-- BEGIN Supplied data --
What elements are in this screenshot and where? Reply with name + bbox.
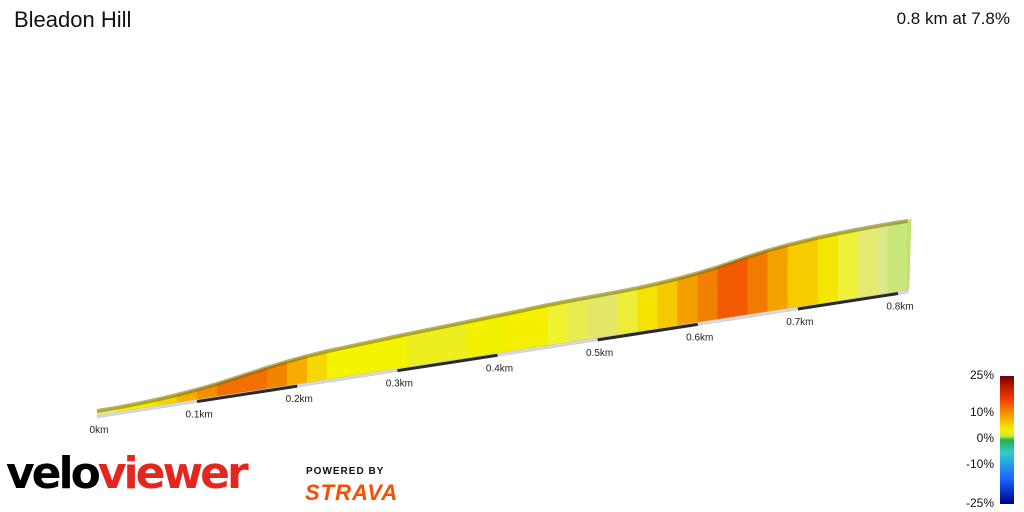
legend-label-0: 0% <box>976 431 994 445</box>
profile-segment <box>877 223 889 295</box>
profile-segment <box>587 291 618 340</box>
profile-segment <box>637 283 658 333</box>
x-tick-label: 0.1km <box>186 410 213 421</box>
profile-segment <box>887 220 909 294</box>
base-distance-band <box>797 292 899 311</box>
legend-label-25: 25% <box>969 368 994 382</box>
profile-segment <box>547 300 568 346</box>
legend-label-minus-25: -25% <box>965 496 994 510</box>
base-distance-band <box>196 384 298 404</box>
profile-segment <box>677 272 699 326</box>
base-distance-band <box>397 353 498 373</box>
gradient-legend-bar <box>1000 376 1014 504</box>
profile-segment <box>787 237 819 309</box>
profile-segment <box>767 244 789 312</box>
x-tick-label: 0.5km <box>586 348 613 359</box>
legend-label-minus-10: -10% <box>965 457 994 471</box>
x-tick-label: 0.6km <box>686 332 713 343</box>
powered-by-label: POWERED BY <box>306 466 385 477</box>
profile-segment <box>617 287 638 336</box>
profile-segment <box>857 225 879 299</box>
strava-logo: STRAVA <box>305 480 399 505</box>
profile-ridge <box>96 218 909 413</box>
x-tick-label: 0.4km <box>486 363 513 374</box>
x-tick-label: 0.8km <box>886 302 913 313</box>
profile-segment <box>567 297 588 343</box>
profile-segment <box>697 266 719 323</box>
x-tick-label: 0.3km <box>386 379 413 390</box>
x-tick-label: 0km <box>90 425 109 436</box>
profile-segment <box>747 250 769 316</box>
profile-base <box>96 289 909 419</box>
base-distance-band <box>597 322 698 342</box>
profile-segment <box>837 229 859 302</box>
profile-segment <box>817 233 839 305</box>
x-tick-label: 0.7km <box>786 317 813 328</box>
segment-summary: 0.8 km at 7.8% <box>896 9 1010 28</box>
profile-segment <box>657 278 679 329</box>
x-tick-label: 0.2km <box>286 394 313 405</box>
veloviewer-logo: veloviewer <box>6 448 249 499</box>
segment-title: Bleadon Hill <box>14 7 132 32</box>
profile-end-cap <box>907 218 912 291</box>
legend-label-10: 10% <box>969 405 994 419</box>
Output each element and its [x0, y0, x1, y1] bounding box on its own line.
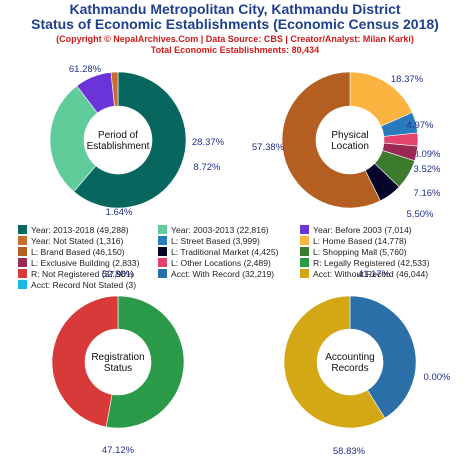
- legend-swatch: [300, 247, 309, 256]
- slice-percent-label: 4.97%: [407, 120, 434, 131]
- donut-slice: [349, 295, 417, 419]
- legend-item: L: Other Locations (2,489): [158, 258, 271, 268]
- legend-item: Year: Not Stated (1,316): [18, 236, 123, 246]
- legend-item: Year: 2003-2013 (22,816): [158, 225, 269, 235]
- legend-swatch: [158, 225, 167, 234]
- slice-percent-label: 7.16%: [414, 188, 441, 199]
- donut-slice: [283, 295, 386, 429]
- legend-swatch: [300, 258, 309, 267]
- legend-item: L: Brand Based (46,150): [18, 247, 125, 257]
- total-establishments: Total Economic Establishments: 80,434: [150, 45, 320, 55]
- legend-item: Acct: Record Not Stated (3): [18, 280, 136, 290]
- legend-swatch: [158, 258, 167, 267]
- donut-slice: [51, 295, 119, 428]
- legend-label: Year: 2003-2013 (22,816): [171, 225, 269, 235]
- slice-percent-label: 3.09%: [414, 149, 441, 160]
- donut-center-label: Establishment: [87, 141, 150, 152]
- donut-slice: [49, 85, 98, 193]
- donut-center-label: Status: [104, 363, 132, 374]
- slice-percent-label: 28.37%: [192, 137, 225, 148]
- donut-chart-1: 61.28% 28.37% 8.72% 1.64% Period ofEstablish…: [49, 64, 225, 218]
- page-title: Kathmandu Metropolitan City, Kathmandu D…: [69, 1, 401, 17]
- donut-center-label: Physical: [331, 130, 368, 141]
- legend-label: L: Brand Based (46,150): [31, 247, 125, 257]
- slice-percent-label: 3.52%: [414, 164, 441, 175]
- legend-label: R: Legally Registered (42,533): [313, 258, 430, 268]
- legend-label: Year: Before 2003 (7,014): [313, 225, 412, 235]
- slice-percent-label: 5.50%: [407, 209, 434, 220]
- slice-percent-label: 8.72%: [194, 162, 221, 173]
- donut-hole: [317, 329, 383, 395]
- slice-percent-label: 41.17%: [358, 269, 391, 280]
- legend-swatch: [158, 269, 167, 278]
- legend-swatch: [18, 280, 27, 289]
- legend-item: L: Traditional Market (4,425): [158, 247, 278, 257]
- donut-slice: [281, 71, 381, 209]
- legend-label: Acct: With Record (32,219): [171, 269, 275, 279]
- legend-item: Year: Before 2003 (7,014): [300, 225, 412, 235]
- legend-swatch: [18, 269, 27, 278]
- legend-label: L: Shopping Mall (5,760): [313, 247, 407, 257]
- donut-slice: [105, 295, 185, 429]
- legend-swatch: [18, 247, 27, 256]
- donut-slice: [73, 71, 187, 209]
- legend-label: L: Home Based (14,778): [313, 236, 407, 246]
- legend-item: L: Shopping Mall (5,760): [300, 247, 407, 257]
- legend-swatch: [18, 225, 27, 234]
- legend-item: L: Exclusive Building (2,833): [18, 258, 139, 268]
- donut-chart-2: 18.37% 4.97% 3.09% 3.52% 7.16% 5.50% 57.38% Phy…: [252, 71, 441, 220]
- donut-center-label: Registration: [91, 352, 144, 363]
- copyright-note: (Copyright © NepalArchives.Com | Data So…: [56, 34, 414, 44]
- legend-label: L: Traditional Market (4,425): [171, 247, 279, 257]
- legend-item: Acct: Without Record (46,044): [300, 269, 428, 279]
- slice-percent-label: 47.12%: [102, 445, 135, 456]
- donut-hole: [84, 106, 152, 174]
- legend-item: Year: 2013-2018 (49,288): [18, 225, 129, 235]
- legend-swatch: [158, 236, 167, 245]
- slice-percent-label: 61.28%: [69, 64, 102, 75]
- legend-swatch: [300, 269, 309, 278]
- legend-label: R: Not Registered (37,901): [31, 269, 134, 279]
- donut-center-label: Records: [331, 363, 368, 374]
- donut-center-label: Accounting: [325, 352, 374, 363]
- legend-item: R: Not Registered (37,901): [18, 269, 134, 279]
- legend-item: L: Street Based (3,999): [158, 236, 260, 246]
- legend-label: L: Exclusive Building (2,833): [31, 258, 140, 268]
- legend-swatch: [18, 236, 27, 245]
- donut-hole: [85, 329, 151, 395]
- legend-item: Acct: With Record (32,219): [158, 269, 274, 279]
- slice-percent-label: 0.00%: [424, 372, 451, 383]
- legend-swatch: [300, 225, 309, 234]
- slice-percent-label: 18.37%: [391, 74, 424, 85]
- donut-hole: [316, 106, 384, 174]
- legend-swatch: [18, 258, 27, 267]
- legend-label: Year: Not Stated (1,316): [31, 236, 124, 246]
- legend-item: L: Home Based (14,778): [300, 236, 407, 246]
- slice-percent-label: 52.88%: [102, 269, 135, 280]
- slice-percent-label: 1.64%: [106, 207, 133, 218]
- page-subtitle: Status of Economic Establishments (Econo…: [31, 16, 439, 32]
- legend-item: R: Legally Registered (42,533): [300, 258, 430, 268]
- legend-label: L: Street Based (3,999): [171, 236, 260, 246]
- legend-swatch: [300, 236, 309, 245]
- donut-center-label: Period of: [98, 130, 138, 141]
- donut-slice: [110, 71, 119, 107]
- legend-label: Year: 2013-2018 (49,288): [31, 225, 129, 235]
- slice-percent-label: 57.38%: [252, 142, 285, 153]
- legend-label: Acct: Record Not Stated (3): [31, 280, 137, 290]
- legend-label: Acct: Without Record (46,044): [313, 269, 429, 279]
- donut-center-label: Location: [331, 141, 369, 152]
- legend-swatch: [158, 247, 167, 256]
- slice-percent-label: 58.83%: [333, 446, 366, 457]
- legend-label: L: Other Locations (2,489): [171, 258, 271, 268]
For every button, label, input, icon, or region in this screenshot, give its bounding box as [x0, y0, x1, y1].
-- END Supplied data --
-- BEGIN Supplied data --
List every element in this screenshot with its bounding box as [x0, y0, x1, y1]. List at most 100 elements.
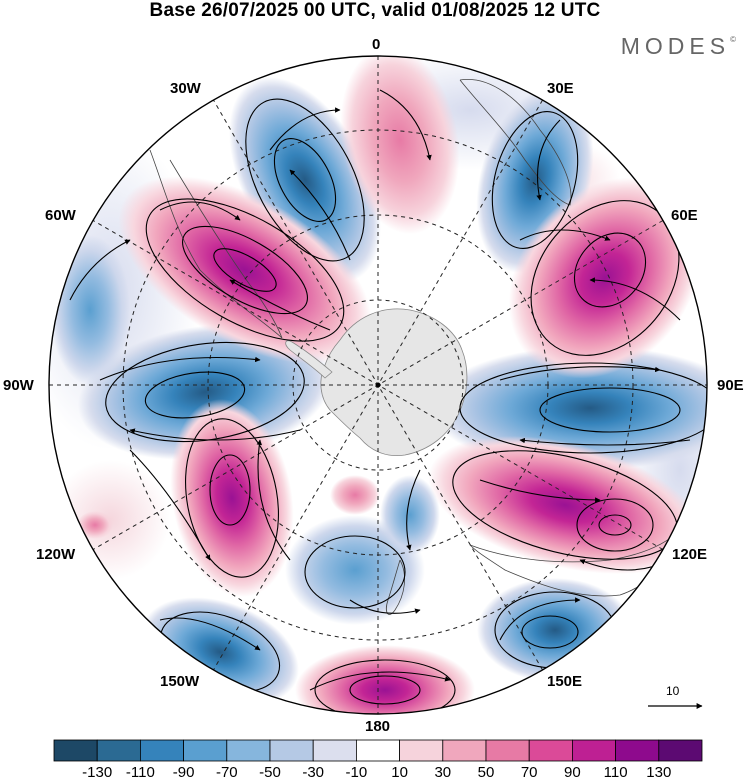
-- END Supplied data --
(Written request)
Rewrite everything from the row line containing "What elements are" down to the one containing "profile-segment <box>637 283 658 333</box>", swapping "profile-segment" for "elevation-segment" and changing nothing else. Leave out the pictures.

(Completed task)
What elements are in this screenshot and where? Reply with name + bbox.
legend-label-0: 0% <box>976 431 994 445</box>
elevation-segment <box>877 223 889 295</box>
elevation-segment <box>587 291 618 340</box>
elevation-segment <box>637 283 658 333</box>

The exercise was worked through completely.